Inconsistent sounds about right... @bunjumun in the comments below mentioned recording your click onto track 4 and then quantise locking it so all the tracks recorded into your DAW in theory should be able to line up correctly. I'm yet to try it but sounds like the fix!
I just bought an 8track 488, its a bit weird, it will only do 4 tracks at once but like Zak says with a DAW you're not really that limited. You won't be able to plug in anything that needs balanced inputs of course but again just use an interface to get around that, you'll probably need phantom power anyway. But its Also great comments on this, so many helpful tips thanks to all.
It can seem near impossible to sync tracks from four track to DAW if you do them one by one. I have used cassette four tracks since 1987. I have owned four of them and still have three. Three ideas - - look into saving one of the four tracks for midi time code. Many four tracks include a special noise reduction mode that leaves it off of one track for midi or smpte. I learned this at a studio in 1990 but never really used it myself. - transfer the tracks in stereo pairs. So for instance, I have sent drums from cassette to DAW paired with each of the other three instruments. This way you can see the drums and line them up. Then of course mute or delete two of those drum tracks. This worked well when I only had a two input interface. - Now I have a four input interface and I have a Tascam similar to the one in this video. Mine is gray, from 1995 and I believe is the 424 Mk I. My unit has discrete outputs for each track, bypassing the 4-track mixer entirely. This is what I do with my old tapes now. Four track in Live and then I remix/mix in the DAW. Two other idea for people - - learn the lost art of (mono) track bouncing - so record onto Trk 1-3 and then bounce (submix) it to track 4. On all of my four track machines, I had the option to add another part while this was bouncing, so I would typically do a supporting percussion thing like tambourine or shaker. Then record new parts onto 1-2 and bounce to 3, again adding a new part as it bounces. I was able to get something like 12 tracks using that method and mixing is easy because most of it is already mixed. I also had a stereo workflow where I’d record in stereo (maybe a drum machine plus bass) and then bounce those to the other two tracks and add something, etc. The trick to this is being good an arranging (minimal) and mixing. I also had a workflow where I’d send to a stereo tape and then back. - somewhat related - noise reduction is your friend. Learn how to really use it. All too often I see people A/B without it and think it sounds better without. Learn how to record with it. Tascam uses dbx and Fostex used Dolby C. I liked dbx better myself but both introduce some nice compression, which I always include in my definition of “the tape sound” (some people say warm, but I am not so sure that is the right term). Look into how the Beatles did Sgt Pepper by bouncing between four tracks.

__Job__: In the comments on four-track recording above, what noise reduction system does the commenter say Fostex used?

__Record list__:
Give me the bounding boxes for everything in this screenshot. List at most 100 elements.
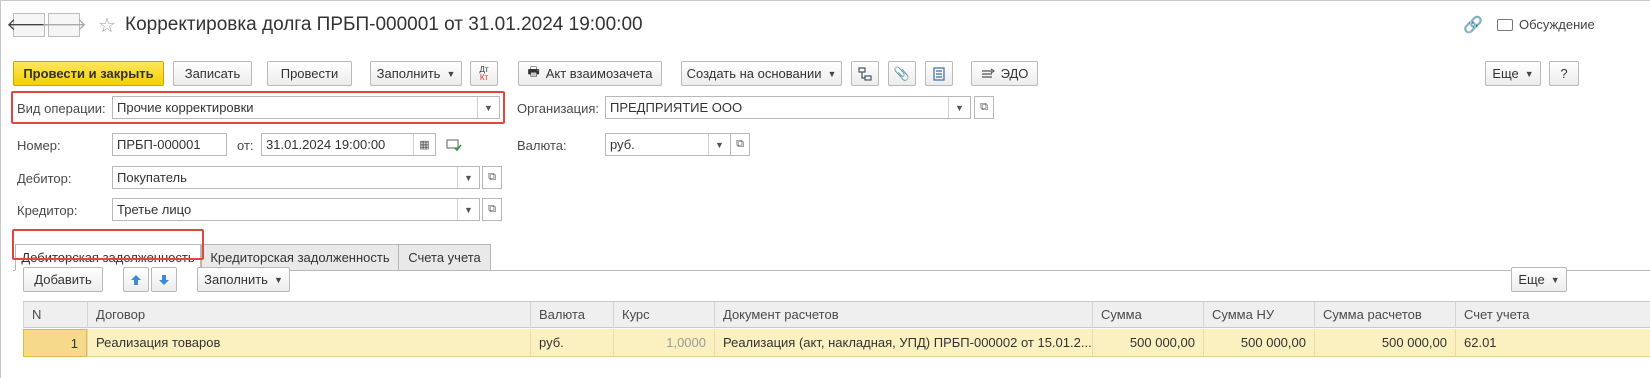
---
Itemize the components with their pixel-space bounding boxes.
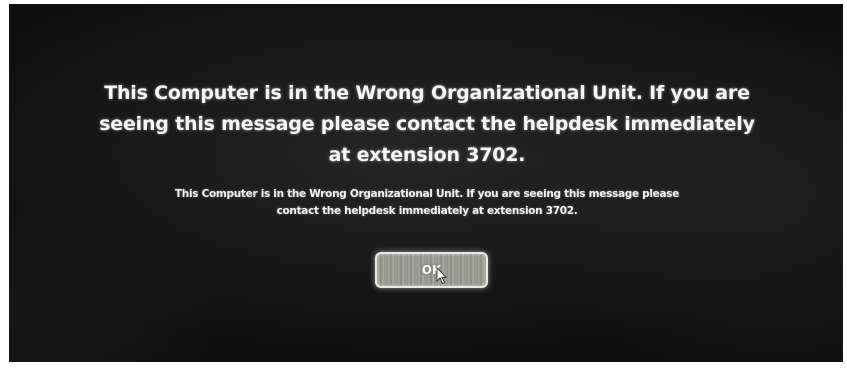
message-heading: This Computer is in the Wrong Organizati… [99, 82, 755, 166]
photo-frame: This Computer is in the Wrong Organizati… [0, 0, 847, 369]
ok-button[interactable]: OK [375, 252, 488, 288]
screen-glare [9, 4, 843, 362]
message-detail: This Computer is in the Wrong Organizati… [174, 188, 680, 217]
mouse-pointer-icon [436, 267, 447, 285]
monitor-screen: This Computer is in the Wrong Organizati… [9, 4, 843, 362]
* * *
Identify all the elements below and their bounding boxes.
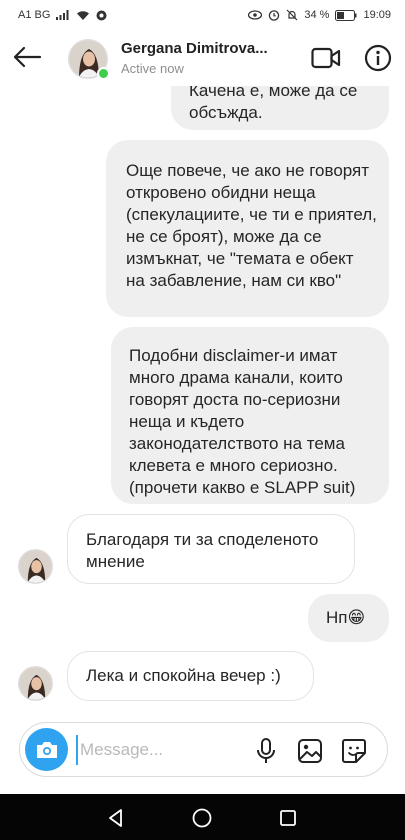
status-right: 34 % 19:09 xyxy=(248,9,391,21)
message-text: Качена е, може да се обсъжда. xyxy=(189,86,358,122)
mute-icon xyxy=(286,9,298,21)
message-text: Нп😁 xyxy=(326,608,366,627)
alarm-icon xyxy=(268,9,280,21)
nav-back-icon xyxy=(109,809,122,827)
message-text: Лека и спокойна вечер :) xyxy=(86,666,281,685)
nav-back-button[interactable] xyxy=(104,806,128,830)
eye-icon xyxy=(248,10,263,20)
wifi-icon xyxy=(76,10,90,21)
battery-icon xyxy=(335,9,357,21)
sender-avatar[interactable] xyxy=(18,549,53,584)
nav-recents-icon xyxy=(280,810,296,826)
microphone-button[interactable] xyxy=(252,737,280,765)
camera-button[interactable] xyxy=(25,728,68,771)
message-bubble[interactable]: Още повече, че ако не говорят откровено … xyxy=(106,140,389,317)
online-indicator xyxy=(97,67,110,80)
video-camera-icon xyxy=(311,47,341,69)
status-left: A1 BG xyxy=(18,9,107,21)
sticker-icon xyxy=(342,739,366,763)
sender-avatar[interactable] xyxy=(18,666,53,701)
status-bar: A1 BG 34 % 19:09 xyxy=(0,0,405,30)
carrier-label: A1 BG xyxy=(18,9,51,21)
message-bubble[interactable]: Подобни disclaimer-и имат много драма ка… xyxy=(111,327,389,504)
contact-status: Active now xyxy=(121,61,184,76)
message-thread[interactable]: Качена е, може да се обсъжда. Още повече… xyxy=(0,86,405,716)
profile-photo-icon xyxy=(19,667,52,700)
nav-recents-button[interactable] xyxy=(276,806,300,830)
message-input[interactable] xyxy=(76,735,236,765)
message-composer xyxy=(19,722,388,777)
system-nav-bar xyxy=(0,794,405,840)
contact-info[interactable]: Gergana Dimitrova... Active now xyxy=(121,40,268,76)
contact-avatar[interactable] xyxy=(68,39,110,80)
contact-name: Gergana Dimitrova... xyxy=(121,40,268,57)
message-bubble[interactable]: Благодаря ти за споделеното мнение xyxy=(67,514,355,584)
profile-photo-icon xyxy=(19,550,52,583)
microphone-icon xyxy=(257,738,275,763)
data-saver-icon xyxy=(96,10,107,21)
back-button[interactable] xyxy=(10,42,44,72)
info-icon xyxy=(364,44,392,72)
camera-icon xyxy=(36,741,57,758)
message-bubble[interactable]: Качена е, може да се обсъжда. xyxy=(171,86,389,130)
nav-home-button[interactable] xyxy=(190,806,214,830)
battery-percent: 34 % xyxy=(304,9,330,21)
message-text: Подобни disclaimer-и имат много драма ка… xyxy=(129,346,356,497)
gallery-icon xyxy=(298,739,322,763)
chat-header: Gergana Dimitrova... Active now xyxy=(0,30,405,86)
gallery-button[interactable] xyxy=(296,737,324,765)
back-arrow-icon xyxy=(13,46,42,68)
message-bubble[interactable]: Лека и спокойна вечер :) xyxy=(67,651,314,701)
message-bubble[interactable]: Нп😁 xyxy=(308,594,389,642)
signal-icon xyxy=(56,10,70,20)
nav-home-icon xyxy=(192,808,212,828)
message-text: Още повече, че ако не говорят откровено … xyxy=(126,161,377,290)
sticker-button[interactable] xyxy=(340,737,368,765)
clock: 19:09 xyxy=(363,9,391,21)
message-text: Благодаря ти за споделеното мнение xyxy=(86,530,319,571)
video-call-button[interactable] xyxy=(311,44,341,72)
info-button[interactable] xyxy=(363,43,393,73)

__Written solution__: Dolby C.